Problem to work on →
Look through the lines below and extract any with the word "costs".
* * *
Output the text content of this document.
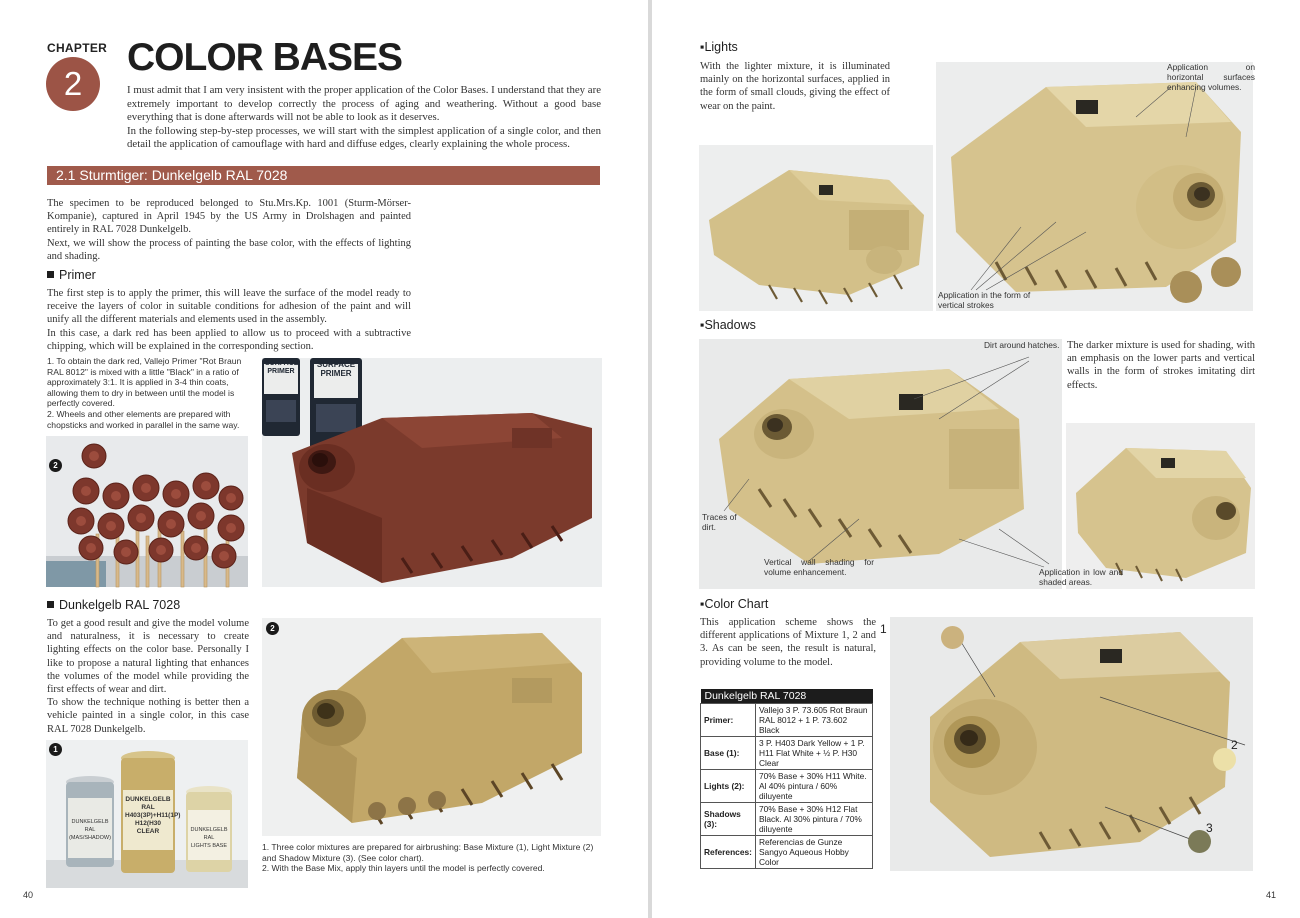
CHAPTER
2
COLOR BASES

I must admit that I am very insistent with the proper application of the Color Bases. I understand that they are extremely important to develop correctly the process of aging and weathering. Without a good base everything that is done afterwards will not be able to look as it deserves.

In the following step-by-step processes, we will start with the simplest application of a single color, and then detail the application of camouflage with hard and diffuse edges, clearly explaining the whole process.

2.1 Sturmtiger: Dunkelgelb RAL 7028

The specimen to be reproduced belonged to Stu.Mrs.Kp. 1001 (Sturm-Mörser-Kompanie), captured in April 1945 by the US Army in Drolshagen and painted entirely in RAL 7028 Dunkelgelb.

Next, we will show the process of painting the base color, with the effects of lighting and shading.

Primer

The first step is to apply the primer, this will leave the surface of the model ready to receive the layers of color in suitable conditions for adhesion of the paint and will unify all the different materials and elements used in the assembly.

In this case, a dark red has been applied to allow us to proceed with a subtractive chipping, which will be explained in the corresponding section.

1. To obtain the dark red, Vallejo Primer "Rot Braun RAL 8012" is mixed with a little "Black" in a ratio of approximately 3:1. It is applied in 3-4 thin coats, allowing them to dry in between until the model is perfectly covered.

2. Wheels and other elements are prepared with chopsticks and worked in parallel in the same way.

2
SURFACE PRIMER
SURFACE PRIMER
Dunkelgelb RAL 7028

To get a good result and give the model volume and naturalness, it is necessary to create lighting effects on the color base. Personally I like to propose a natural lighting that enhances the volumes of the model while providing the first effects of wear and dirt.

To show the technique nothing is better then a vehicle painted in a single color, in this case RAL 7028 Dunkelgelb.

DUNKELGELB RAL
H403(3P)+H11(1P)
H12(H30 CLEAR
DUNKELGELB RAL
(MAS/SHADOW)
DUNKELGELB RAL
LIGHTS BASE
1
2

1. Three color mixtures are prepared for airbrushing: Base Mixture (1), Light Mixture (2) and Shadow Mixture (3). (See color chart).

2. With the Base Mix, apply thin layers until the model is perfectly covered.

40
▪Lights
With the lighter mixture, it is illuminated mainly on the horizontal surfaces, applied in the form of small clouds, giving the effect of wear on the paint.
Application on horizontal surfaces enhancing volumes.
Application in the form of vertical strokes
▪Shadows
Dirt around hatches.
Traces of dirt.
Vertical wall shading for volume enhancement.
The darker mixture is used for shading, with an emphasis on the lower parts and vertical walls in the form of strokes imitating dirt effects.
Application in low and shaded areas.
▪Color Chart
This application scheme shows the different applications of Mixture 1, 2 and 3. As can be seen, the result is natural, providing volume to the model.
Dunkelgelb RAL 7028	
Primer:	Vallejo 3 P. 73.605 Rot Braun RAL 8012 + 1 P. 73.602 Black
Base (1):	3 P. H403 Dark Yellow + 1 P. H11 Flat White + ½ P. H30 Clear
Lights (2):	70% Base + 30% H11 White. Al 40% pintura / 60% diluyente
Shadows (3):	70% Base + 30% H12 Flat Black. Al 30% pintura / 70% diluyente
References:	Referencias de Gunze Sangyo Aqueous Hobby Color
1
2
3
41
* * *
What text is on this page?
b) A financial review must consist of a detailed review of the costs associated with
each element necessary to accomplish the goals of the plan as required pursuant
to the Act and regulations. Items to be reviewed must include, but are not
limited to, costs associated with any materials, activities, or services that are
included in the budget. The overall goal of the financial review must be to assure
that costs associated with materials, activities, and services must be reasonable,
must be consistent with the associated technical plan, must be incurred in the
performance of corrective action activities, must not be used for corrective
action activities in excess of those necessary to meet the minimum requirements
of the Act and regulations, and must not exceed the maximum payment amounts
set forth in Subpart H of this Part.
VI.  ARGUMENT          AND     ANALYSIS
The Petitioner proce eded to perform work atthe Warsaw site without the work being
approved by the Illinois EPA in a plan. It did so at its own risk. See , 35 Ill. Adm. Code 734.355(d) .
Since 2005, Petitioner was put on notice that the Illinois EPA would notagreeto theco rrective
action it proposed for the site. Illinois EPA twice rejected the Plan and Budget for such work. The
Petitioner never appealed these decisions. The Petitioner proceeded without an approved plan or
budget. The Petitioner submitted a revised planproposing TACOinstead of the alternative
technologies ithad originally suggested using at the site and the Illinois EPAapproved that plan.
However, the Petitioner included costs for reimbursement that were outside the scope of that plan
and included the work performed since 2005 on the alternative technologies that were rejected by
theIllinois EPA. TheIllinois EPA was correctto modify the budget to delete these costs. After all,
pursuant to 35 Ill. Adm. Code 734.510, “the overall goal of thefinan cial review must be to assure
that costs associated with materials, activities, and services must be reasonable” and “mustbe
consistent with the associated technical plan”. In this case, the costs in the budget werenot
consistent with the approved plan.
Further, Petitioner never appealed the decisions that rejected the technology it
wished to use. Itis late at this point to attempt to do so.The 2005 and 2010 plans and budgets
* * *
Reply →
b) A financial review must consist of a detailed review of the costs associated with
limited to, costs associated with any materials, activities, or services that are
that costs associated with materials, activities, and services must be reasonable,
However, the Petitioner included costs for reimbursement that were outside the scope of that plan
theIllinois EPA. TheIllinois EPA was correctto modify the budget to delete these costs. After all,
that costs associated with materials, activities, and services must be reasonable” and “mustbe
consistent with the associated technical plan”. In this case, the costs in the budget werenot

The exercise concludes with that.